#### The problem:
Copy out all the entries word for word.
──────── Input material ────────
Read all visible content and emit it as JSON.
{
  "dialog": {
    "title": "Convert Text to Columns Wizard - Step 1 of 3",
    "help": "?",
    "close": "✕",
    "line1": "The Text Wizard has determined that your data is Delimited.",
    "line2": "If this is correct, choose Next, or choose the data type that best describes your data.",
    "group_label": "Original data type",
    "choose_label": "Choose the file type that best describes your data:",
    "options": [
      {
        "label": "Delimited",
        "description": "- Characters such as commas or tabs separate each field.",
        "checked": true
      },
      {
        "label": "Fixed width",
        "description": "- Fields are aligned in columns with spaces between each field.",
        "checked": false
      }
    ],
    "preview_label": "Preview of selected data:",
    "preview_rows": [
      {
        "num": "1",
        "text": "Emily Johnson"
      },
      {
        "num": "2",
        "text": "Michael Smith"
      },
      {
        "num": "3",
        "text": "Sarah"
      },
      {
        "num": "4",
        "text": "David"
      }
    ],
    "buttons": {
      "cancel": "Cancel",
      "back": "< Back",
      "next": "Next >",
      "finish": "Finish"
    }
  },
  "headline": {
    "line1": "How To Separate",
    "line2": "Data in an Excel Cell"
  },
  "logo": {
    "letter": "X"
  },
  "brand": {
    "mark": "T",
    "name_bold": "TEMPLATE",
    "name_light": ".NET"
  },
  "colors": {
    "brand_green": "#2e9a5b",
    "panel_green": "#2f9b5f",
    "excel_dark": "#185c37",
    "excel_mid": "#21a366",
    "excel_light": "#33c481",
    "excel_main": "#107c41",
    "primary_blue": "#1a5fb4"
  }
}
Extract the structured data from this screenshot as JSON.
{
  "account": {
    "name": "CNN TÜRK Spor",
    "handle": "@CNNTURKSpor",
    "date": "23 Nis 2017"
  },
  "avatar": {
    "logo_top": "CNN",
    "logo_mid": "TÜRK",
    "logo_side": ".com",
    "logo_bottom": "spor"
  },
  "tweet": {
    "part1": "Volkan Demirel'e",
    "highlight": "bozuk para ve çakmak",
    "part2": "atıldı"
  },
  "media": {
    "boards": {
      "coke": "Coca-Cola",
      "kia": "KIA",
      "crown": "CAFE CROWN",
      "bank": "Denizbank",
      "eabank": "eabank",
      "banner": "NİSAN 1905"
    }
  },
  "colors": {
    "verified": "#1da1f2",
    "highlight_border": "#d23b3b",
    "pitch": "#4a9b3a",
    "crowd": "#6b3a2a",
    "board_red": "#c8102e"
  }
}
────────
#### The solution:
Read all visible content and emit it as JSON.
{
  "dialog": {
    "title": "Convert Text to Columns Wizard - Step 1 of 3",
    "help": "?",
    "close": "✕",
    "line1": "The Text Wizard has determined that your data is Delimited.",
    "line2": "If this is correct, choose Next, or choose the data type that best describes your data.",
    "group_label": "Original data type",
    "choose_label": "Choose the file type that best describes your data:",
    "options": [
      {
        "label": "Delimited",
        "description": "- Characters such as commas or tabs separate each field.",
        "checked": true
      },
      {
        "label": "Fixed width",
        "description": "- Fields are aligned in columns with spaces between each field.",
        "checked": false
      }
    ],
    "preview_label": "Preview of selected data:",
    "preview_rows": [
      {
        "num": "1",
        "text": "Emily Johnson"
      },
      {
        "num": "2",
        "text": "Michael Smith"
      },
      {
        "num": "3",
        "text": "Sarah"
      },
      {
        "num": "4",
        "text": "David"
      }
    ],
    "buttons": {
      "cancel": "Cancel",
      "back": "< Back",
      "next": "Next >",
      "finish": "Finish"
    }
  },
  "headline": {
    "line1": "How To Separate",
    "line2": "Data in an Excel Cell"
  },
  "logo": {
    "letter": "X"
  },
  "brand": {
    "mark": "T",
    "name_bold": "TEMPLATE",
    "name_light": ".NET"
  },
  "colors": {
    "brand_green": "#2e9a5b",
    "panel_green": "#2f9b5f",
    "excel_dark": "#185c37",
    "excel_mid": "#21a366",
    "excel_light": "#33c481",
    "excel_main": "#107c41",
    "primary_blue": "#1a5fb4"
  }
}
Extract the structured data from this screenshot as JSON.
{
  "account": {
    "name": "CNN TÜRK Spor",
    "handle": "@CNNTURKSpor",
    "date": "23 Nis 2017"
  },
  "avatar": {
    "logo_top": "CNN",
    "logo_mid": "TÜRK",
    "logo_side": ".com",
    "logo_bottom": "spor"
  },
  "tweet": {
    "part1": "Volkan Demirel'e",
    "highlight": "bozuk para ve çakmak",
    "part2": "atıldı"
  },
  "media": {
    "boards": {
      "coke": "Coca-Cola",
      "kia": "KIA",
      "crown": "CAFE CROWN",
      "bank": "Denizbank",
      "eabank": "eabank",
      "banner": "NİSAN 1905"
    }
  },
  "colors": {
    "verified": "#1da1f2",
    "highlight_border": "#d23b3b",
    "pitch": "#4a9b3a",
    "crowd": "#6b3a2a",
    "board_red": "#c8102e"
  }
}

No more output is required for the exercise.